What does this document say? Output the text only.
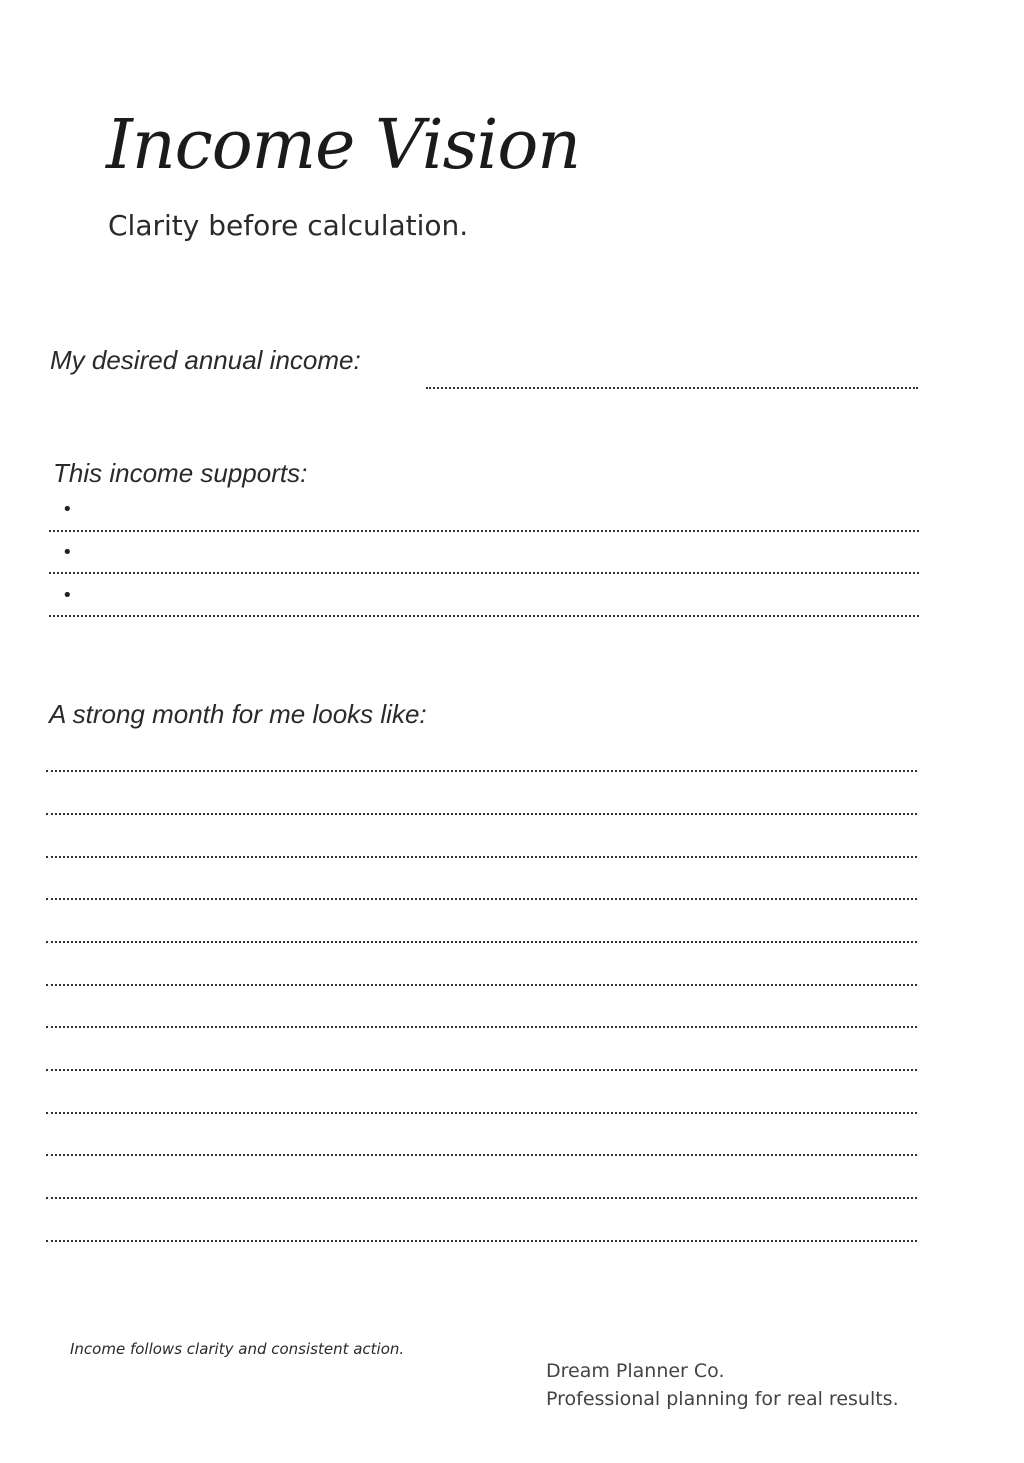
Income Vision
Clarity before calculation.
My desired annual income:
This income supports:
•
•
•
A strong month for me looks like:
Income follows clarity and consistent action.
Dream Planner Co.
Professional planning for real results.
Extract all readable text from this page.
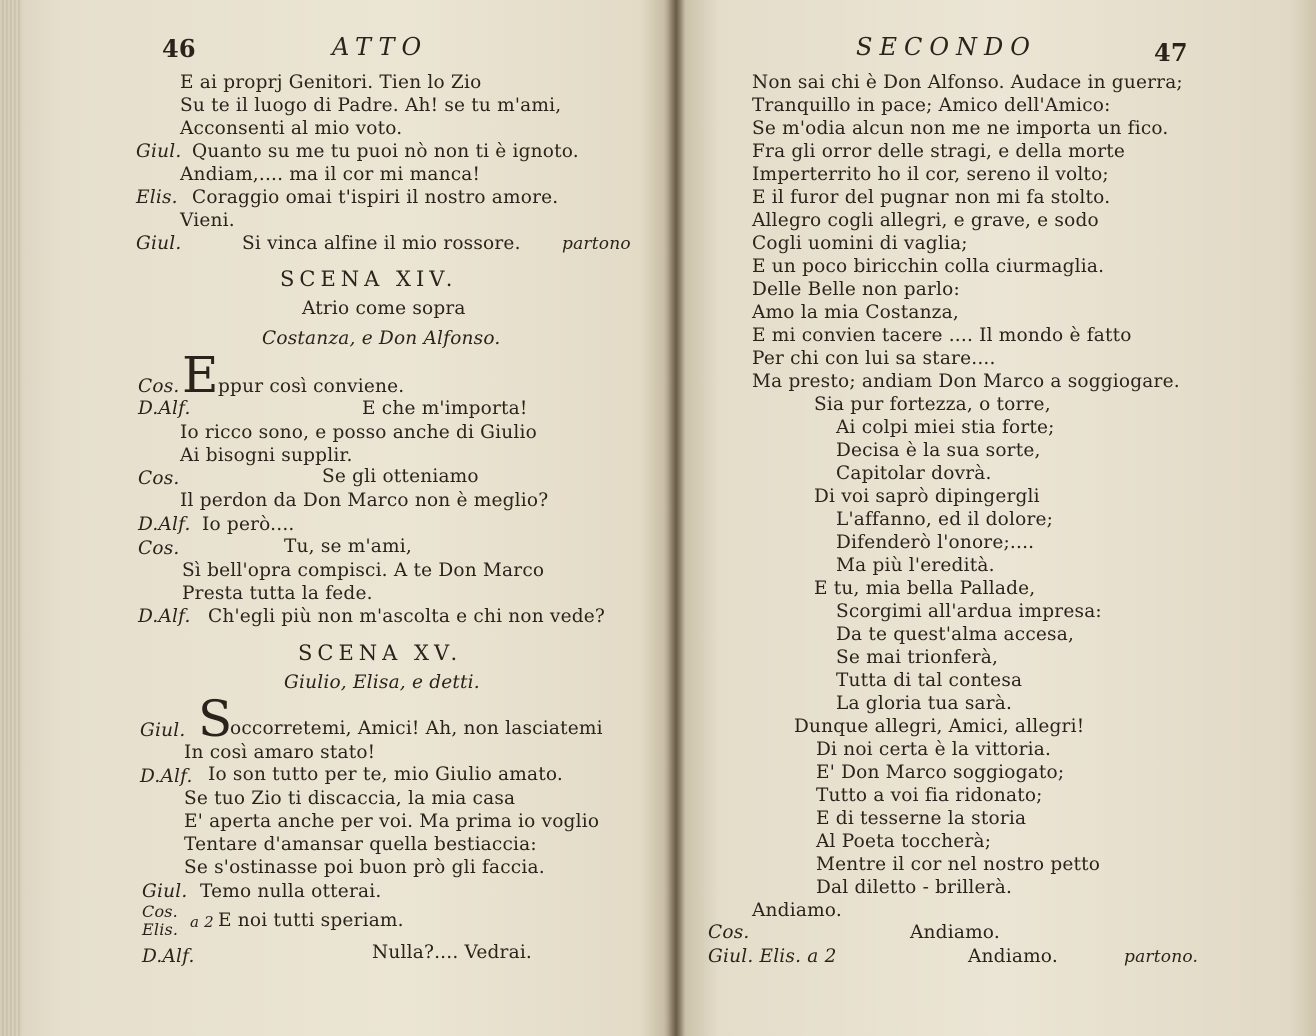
46	ATTO
E ai proprj Genitori. Tien lo Zio
Su te il luogo di Padre. Ah! se tu m'ami,
Acconsenti al mio voto.
Giul. Quanto su me tu puoi nò non ti è ignoto.
Andiam,.... ma il cor mi manca!
Elis. Coraggio omai t'ispiri il nostro amore.
Vieni.
Giul.	Si vinca alfine il mio rossore. partono
SCENA XIV.
Atrio come sopra
Costanza, e Don Alfonso.
Cos. E ppur così conviene.
D.Alf.	E che m'importa!
Io ricco sono, e posso anche di Giulio
Ai bisogni supplir.
Cos.	Se gli otteniamo
Il perdon da Don Marco non è meglio?
D.Alf. Io però....
Cos.	Tu, se m'ami,
Sì bell'opra compisci. A te Don Marco
Presta tutta la fede.
D.Alf. Ch'egli più non m'ascolta e chi non vede?
SCENA XV.
Giulio, Elisa, e detti.
Giul. S
occorretemi, Amici! Ah, non lasciatemi
In così amaro stato!
D.Alf. Io son tutto per te, mio Giulio amato.
Se tuo Zio ti discaccia, la mia casa
E' aperta anche per voi. Ma prima io voglio
Tentare d'amansar quella bestiaccia:
Se s'ostinasse poi buon prò gli faccia.
Giul. Temo nulla otterai.
Cos.
Elis. a 2 E noi tutti speriam.
D.Alf.	Nulla?.... Vedrai.
SECONDO	47
Non sai chi è Don Alfonso. Audace in guerra;
Tranquillo in pace; Amico dell'Amico:
Se m'odia alcun non me ne importa un fico.
Fra gli orror delle stragi, e della morte
Imperterrito ho il cor, sereno il volto;
E il furor del pugnar non mi fa stolto.
Allegro cogli allegri, e grave, e sodo
Cogli uomini di vaglia;
E un poco biricchin colla ciurmaglia.
Delle Belle non parlo:
Amo la mia Costanza,
E mi convien tacere .... Il mondo è fatto
Per chi con lui sa stare....
Ma presto; andiam Don Marco a soggiogare.
Sia pur fortezza, o torre,
Ai colpi miei stia forte;
Decisa è la sua sorte,
Capitolar dovrà.
Di voi saprò dipingergli
L'affanno, ed il dolore;
Difenderò l'onore;....
Ma più l'eredità.
E tu, mia bella Pallade,
Scorgimi all'ardua impresa:
Da te quest'alma accesa,
Se mai trionferà,
Tutta di tal contesa
La gloria tua sarà.
Dunque allegri, Amici, allegri!
Di noi certa è la vittoria.
E' Don Marco soggiogato;
Tutto a voi fia ridonato;
E di tesserne la storia
Al Poeta toccherà;
Mentre il cor nel nostro petto
Dal diletto - brillerà.
Andiamo.
Cos.	Andiamo.
Giul. Elis. a 2	Andiamo.	partono.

★ ★ ★ ★ ★

__Stated goal__.
Reproduce the entries exactly. Do not carry over any picture.

__Task solution__.
What does this document say? Output the text only.
Income Vision
Clarity before calculation.
My desired annual income:
This income supports:
•
•
•
A strong month for me looks like:
Income follows clarity and consistent action.
Dream Planner Co.
Professional planning for real results.
Extract all readable text from this page.
46	ATTO
E ai proprj Genitori. Tien lo Zio
Su te il luogo di Padre. Ah! se tu m'ami,
Acconsenti al mio voto.
Giul. Quanto su me tu puoi nò non ti è ignoto.
Andiam,.... ma il cor mi manca!
Elis. Coraggio omai t'ispiri il nostro amore.
Vieni.
Giul.	Si vinca alfine il mio rossore. partono
SCENA XIV.
Atrio come sopra
Costanza, e Don Alfonso.
Cos. E ppur così conviene.
D.Alf.	E che m'importa!
Io ricco sono, e posso anche di Giulio
Ai bisogni supplir.
Cos.	Se gli otteniamo
Il perdon da Don Marco non è meglio?
D.Alf. Io però....
Cos.	Tu, se m'ami,
Sì bell'opra compisci. A te Don Marco
Presta tutta la fede.
D.Alf. Ch'egli più non m'ascolta e chi non vede?
SCENA XV.
Giulio, Elisa, e detti.
Giul. S
occorretemi, Amici! Ah, non lasciatemi
In così amaro stato!
D.Alf. Io son tutto per te, mio Giulio amato.
Se tuo Zio ti discaccia, la mia casa
E' aperta anche per voi. Ma prima io voglio
Tentare d'amansar quella bestiaccia:
Se s'ostinasse poi buon prò gli faccia.
Giul. Temo nulla otterai.
Cos.
Elis. a 2 E noi tutti speriam.
D.Alf.	Nulla?.... Vedrai.
SECONDO	47
Non sai chi è Don Alfonso. Audace in guerra;
Tranquillo in pace; Amico dell'Amico:
Se m'odia alcun non me ne importa un fico.
Fra gli orror delle stragi, e della morte
Imperterrito ho il cor, sereno il volto;
E il furor del pugnar non mi fa stolto.
Allegro cogli allegri, e grave, e sodo
Cogli uomini di vaglia;
E un poco biricchin colla ciurmaglia.
Delle Belle non parlo:
Amo la mia Costanza,
E mi convien tacere .... Il mondo è fatto
Per chi con lui sa stare....
Ma presto; andiam Don Marco a soggiogare.
Sia pur fortezza, o torre,
Ai colpi miei stia forte;
Decisa è la sua sorte,
Capitolar dovrà.
Di voi saprò dipingergli
L'affanno, ed il dolore;
Difenderò l'onore;....
Ma più l'eredità.
E tu, mia bella Pallade,
Scorgimi all'ardua impresa:
Da te quest'alma accesa,
Se mai trionferà,
Tutta di tal contesa
La gloria tua sarà.
Dunque allegri, Amici, allegri!
Di noi certa è la vittoria.
E' Don Marco soggiogato;
Tutto a voi fia ridonato;
E di tesserne la storia
Al Poeta toccherà;
Mentre il cor nel nostro petto
Dal diletto - brillerà.
Andiamo.
Cos.	Andiamo.
Giul. Elis. a 2	Andiamo.	partono.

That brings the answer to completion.